• What to work on: Locate the lines where "Қарағанды" occurs and copy them as they stand.

--- Begin Entries provided ---

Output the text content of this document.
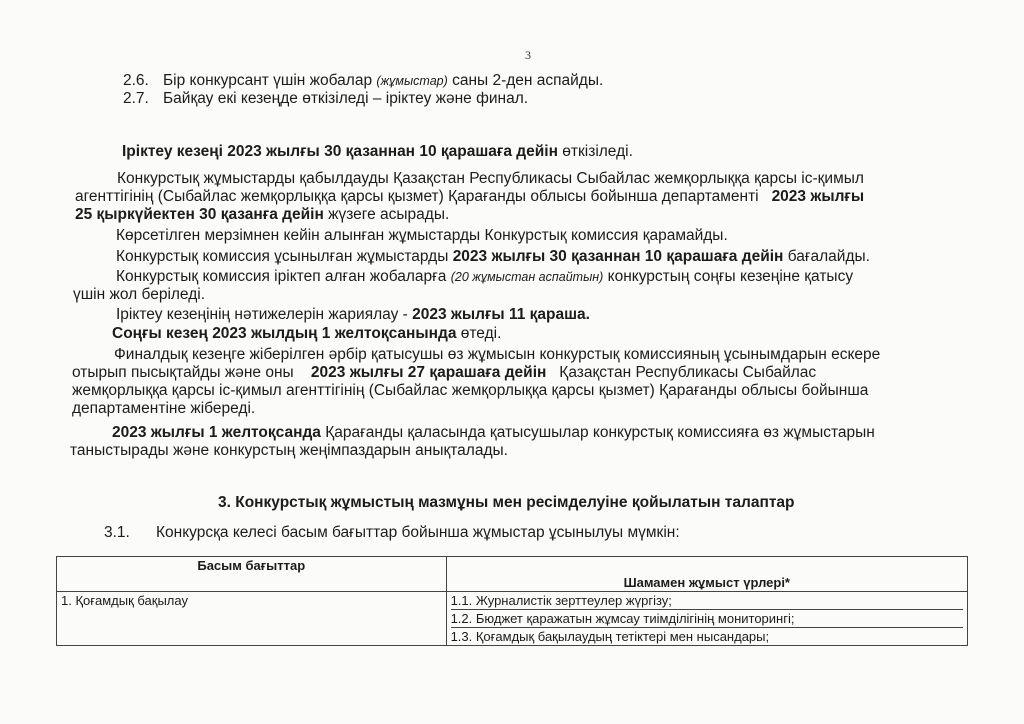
3
2.6. Бір конкурсант үшін жобалар (жұмыстар) саны 2-ден аспайды.
2.7. Байқау екі кезеңде өткізіледі – іріктеу және финал.
Іріктеу кезеңі 2023 жылғы 30 қазаннан 10 қарашаға дейін өткізіледі.
Конкурстық жұмыстарды қабылдауды Қазақстан Республикасы Сыбайлас жемқорлыққа қарсы іс-қимыл
агенттігінің (Сыбайлас жемқорлыққа қарсы қызмет) Қарағанды облысы бойынша департаменті 2023 жылғы
25 қыркүйектен 30 қазанға дейін жүзеге асырады.
Көрсетілген мерзімнен кейін алынған жұмыстарды Конкурстық комиссия қарамайды.
Конкурстық комиссия ұсынылған жұмыстарды 2023 жылғы 30 қазаннан 10 қарашаға дейін бағалайды.
Конкурстық комиссия іріктеп алған жобаларға (20 жұмыстан аспайтын) конкурстың соңғы кезеңіне қатысу
үшін жол беріледі.
Іріктеу кезеңінің нәтижелерін жариялау - 2023 жылғы 11 қараша.
Соңғы кезең 2023 жылдың 1 желтоқсанында өтеді.
Финалдық кезеңге жіберілген әрбір қатысушы өз жұмысын конкурстық комиссияның ұсынымдарын ескере
отырып пысықтайды және оны 2023 жылғы 27 қарашаға дейін Қазақстан Республикасы Сыбайлас
жемқорлыққа қарсы іс-қимыл агенттігінің (Сыбайлас жемқорлыққа қарсы қызмет) Қарағанды облысы бойынша
департаментіне жібереді.
2023 жылғы 1 желтоқсанда Қарағанды қаласында қатысушылар конкурстық комиссияға өз жұмыстарын
таныстырады және конкурстың жеңімпаздарын анықталады.
3. Конкурстық жұмыстың мазмұны мен ресімделуіне қойылатын талаптар
3.1. Конкурсқа келесі басым бағыттар бойынша жұмыстар ұсынылуы мүмкін:
Басым бағыттар	Шамамен жұмыст үрлері*
1. Қоғамдық бақылау	1.1. Журналистік зерттеулер жүргізу;
1.2. Бюджет қаражатын жұмсау тиімділігінің мониторингі;
1.3. Қоғамдық бақылаудың тетіктері мен нысандары;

--- End Entries provided ---

• Response to the exercise:
агенттігінің (Сыбайлас жемқорлыққа қарсы қызмет) Қарағанды облысы бойынша департаменті 2023 жылғы
жемқорлыққа қарсы іс-қимыл агенттігінің (Сыбайлас жемқорлыққа қарсы қызмет) Қарағанды облысы бойынша
2023 жылғы 1 желтоқсанда Қарағанды қаласында қатысушылар конкурстық комиссияға өз жұмыстарын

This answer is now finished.